## Task prompt
How many of the lines below include "inspector"? Give the number and no other words.
=== Supplied records ===
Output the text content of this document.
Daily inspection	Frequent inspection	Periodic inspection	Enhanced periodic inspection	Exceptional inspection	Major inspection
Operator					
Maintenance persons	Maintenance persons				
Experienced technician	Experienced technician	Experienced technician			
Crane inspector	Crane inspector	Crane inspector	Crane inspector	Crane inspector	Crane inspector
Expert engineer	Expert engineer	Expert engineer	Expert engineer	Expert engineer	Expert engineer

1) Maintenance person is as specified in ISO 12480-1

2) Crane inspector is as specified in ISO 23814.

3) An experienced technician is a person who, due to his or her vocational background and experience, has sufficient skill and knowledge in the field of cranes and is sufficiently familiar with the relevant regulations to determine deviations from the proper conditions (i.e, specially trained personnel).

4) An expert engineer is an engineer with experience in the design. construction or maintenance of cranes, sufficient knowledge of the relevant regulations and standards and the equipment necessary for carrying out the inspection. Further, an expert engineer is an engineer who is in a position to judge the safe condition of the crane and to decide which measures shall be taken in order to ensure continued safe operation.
===
=== Supplied records ===
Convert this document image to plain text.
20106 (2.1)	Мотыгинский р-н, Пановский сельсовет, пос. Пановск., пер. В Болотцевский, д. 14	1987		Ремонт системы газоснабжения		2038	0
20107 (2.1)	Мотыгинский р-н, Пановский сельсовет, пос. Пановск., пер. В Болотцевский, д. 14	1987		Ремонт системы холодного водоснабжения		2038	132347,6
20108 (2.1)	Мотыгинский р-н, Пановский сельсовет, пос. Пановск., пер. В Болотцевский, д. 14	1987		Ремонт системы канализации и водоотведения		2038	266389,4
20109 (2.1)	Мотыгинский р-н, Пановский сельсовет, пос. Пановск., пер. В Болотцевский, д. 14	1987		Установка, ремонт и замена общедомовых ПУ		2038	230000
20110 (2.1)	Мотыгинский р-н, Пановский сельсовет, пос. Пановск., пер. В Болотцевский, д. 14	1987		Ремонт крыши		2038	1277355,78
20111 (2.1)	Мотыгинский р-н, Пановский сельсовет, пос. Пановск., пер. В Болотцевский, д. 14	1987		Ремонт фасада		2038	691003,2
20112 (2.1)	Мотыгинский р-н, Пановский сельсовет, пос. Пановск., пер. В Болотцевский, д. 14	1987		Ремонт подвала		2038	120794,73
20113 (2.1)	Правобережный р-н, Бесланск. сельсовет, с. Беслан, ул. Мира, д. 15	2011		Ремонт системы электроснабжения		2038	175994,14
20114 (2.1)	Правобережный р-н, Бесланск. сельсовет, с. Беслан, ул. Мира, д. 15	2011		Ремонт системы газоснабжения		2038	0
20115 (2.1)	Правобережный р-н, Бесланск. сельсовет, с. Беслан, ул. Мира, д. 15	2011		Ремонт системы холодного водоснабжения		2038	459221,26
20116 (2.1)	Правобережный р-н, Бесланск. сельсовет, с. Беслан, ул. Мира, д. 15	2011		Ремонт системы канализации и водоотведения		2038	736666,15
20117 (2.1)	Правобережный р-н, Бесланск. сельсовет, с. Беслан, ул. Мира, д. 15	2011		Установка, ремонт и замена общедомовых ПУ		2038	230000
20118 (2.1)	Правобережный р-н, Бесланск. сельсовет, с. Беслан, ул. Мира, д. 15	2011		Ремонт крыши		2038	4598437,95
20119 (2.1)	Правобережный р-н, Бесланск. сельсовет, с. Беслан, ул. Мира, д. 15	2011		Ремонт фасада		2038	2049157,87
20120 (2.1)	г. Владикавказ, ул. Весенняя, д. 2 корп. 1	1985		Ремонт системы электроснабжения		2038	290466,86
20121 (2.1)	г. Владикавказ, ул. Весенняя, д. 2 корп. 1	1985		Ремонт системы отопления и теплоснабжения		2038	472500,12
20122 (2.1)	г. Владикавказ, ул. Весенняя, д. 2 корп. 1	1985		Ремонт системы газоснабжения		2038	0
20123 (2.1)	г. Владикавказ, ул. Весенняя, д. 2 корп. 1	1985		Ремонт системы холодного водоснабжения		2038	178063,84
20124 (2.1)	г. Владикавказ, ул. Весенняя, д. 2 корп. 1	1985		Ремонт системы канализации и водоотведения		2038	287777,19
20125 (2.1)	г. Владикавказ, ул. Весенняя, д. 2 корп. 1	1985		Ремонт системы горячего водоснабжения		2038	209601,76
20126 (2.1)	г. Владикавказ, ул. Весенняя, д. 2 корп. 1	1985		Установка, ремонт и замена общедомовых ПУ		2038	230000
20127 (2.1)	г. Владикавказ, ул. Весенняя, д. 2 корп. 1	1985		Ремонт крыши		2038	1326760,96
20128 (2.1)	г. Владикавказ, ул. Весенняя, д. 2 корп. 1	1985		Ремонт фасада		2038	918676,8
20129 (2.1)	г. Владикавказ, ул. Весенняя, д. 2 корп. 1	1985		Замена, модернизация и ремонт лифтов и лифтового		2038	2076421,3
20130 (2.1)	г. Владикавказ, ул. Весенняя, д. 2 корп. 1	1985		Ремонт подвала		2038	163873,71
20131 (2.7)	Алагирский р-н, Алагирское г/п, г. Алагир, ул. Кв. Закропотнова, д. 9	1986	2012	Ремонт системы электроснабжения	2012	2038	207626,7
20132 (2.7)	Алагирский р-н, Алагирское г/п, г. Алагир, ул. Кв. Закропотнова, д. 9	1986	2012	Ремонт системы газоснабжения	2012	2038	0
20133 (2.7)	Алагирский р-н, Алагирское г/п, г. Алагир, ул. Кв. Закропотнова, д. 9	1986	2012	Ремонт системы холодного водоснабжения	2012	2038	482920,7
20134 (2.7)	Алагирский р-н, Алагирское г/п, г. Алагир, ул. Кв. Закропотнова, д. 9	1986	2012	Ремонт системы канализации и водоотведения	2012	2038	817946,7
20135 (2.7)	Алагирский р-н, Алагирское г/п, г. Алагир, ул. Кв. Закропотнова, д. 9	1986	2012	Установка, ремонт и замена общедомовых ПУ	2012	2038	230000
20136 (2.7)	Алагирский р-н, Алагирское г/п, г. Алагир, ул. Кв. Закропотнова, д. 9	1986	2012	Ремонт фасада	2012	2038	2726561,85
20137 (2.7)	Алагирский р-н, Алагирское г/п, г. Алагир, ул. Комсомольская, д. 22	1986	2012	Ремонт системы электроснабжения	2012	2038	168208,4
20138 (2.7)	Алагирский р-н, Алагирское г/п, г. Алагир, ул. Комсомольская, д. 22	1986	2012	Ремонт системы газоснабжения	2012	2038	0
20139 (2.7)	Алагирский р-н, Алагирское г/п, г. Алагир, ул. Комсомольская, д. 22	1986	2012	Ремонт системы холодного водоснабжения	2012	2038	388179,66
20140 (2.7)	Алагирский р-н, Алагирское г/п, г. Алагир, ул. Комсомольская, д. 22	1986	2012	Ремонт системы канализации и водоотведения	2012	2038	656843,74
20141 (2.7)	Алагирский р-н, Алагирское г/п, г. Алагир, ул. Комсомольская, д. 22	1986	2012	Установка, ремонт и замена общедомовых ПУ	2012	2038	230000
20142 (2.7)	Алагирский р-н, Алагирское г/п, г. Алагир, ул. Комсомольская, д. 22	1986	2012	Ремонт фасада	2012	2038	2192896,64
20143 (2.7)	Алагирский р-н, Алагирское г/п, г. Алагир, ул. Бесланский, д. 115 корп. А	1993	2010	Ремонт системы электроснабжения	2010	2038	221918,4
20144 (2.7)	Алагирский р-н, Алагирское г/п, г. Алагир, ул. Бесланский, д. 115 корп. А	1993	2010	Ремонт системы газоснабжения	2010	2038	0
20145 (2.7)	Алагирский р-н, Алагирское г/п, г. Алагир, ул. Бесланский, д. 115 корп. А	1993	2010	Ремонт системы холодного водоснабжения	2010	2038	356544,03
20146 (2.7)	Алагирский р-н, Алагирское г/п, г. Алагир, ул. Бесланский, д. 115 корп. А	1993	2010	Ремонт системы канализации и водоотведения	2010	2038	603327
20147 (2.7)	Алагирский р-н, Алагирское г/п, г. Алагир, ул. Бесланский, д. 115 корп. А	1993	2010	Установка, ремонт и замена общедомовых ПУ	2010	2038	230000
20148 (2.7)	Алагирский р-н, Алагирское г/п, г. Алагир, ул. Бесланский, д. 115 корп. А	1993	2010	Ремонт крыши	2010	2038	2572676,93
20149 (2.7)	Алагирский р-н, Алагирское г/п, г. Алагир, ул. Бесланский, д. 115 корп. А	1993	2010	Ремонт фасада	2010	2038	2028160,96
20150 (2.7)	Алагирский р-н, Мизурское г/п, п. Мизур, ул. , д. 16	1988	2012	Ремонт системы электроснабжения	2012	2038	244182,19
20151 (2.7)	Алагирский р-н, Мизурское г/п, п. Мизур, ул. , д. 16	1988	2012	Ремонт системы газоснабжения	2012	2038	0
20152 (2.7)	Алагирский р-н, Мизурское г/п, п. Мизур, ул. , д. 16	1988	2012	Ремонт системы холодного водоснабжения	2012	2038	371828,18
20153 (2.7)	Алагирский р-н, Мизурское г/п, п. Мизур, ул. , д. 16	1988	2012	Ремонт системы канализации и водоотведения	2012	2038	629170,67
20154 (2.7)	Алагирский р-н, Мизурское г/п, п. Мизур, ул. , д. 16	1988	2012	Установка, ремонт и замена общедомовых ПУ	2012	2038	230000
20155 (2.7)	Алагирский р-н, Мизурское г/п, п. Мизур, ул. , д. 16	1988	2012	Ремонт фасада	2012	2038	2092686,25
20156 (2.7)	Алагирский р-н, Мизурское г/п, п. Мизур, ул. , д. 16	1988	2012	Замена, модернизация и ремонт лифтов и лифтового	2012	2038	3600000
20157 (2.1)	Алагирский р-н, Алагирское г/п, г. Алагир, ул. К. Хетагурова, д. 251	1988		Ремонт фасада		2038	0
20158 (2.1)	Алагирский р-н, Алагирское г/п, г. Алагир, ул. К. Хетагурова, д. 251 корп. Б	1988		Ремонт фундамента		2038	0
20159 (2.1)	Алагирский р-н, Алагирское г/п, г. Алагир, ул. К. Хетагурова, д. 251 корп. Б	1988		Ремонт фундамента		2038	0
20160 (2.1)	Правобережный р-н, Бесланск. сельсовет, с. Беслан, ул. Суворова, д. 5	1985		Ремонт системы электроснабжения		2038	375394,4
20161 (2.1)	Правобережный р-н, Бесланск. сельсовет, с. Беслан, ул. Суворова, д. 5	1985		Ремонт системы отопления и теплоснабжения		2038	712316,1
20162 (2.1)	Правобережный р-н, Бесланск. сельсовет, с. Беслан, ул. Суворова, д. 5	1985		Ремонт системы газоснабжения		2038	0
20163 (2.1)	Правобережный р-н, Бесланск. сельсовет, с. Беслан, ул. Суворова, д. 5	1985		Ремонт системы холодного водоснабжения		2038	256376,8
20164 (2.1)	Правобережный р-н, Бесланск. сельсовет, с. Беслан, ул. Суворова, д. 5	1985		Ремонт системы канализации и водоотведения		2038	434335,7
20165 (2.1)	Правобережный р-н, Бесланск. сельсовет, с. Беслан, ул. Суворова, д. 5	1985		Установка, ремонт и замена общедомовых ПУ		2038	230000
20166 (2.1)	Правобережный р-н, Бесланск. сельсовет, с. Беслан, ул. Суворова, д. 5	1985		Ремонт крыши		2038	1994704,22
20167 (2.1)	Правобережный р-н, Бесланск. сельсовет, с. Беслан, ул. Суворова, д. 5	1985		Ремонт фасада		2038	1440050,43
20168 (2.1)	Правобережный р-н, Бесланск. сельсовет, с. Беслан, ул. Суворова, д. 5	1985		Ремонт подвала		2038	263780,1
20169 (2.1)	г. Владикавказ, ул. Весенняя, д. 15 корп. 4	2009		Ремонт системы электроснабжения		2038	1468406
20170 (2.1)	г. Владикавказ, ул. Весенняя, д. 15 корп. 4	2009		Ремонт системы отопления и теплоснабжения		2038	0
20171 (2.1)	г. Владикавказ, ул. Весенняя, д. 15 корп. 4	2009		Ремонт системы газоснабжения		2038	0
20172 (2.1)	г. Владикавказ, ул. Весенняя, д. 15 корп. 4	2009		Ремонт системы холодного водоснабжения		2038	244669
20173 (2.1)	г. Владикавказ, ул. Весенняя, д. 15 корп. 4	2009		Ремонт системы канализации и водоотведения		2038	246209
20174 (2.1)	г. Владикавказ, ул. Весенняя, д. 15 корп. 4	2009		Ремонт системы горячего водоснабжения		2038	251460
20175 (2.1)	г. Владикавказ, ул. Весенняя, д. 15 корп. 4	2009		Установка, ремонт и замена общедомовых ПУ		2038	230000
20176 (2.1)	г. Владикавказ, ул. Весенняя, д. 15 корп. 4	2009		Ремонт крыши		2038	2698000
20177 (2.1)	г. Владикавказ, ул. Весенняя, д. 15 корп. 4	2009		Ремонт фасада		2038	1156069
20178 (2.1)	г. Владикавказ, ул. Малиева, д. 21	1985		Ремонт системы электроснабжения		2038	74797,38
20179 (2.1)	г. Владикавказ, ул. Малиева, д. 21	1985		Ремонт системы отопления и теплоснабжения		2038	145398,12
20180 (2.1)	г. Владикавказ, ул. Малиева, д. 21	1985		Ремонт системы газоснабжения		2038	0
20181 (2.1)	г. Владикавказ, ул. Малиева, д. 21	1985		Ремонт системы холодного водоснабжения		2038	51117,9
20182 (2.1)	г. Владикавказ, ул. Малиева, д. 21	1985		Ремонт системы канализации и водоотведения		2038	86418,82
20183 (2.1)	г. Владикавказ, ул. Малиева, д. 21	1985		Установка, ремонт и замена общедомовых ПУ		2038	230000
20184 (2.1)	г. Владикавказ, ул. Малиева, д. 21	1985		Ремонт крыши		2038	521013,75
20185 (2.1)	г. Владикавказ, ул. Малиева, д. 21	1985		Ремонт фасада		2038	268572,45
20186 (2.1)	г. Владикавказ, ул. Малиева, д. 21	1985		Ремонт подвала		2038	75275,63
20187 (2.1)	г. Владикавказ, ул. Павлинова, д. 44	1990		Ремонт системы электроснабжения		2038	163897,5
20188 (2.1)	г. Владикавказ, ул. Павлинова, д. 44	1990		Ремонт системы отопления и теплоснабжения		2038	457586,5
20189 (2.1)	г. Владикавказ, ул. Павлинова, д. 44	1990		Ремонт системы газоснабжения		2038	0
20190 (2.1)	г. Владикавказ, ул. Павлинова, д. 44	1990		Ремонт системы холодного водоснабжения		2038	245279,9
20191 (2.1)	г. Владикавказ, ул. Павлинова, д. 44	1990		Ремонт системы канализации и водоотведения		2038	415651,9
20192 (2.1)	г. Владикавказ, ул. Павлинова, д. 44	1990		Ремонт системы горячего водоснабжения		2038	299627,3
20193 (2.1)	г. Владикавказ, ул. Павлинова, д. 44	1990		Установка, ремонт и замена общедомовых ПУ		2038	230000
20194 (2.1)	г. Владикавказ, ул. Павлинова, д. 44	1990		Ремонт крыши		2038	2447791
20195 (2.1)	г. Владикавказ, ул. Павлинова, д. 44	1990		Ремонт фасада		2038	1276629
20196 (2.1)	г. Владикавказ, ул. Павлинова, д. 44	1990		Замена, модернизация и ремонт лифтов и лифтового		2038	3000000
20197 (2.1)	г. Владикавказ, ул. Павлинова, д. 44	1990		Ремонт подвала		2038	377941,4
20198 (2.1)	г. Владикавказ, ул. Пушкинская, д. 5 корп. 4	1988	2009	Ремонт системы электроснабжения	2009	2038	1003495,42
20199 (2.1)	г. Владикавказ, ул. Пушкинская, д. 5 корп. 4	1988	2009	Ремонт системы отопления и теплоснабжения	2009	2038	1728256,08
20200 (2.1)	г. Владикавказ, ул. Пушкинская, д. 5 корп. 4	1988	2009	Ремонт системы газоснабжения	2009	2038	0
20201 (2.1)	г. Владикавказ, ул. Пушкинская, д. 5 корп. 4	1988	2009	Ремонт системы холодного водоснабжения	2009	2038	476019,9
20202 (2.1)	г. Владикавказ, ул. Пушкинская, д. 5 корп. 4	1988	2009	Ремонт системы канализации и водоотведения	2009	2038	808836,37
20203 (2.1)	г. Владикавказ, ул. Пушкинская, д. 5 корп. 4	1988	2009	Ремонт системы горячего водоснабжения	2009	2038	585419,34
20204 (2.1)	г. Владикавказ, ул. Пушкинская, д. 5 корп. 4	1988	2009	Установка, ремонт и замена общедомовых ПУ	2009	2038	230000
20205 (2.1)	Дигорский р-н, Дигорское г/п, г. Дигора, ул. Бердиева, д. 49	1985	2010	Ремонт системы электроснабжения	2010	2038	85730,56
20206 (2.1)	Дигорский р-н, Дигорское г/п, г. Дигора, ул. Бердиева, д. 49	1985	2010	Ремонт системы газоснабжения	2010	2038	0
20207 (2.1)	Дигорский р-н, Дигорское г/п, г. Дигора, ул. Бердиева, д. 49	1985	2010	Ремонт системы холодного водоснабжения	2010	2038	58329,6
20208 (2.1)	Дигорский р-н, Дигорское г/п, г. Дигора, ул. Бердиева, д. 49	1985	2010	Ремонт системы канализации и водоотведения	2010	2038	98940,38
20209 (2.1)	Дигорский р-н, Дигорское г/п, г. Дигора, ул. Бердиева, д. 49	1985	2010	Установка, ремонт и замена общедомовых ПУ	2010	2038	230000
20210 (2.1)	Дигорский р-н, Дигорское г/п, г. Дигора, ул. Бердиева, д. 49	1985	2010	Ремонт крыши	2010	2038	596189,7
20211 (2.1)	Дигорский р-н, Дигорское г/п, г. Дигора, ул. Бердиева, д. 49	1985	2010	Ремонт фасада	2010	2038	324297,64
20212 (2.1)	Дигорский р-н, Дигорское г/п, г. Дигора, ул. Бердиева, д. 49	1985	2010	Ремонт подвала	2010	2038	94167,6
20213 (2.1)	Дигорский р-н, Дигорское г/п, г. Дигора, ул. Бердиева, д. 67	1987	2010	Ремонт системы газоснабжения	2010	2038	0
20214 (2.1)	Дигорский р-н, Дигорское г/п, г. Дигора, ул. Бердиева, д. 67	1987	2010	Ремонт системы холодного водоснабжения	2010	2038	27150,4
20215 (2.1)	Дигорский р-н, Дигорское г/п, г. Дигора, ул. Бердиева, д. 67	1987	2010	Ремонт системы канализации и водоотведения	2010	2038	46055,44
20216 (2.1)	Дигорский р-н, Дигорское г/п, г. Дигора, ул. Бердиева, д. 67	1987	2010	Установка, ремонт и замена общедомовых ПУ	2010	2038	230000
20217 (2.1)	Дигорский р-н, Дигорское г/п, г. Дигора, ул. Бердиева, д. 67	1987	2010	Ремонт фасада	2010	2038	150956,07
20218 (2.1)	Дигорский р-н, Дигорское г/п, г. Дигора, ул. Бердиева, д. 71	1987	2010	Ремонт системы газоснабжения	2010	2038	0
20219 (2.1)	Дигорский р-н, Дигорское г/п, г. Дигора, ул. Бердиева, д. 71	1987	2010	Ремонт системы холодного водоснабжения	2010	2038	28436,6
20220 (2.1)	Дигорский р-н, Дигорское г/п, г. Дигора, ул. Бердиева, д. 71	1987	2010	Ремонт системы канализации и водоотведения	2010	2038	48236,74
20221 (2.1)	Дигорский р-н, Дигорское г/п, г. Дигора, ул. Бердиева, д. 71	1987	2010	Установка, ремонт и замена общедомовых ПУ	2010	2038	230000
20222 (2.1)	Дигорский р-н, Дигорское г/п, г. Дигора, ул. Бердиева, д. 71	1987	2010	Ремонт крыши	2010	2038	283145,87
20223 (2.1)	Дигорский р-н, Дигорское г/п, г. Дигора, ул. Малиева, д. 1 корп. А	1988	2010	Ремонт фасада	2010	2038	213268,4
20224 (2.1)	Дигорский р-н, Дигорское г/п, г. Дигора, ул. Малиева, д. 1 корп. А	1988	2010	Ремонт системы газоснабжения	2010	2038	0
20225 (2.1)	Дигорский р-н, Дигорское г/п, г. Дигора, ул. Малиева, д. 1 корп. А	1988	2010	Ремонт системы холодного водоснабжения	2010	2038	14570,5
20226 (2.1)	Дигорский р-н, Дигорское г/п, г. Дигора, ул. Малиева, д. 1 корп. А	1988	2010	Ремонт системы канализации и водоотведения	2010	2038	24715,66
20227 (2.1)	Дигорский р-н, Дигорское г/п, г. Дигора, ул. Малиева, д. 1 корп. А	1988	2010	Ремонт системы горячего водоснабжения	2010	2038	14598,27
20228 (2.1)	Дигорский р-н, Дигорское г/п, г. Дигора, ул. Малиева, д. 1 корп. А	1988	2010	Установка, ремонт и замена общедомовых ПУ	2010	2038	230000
===
## Full solution
2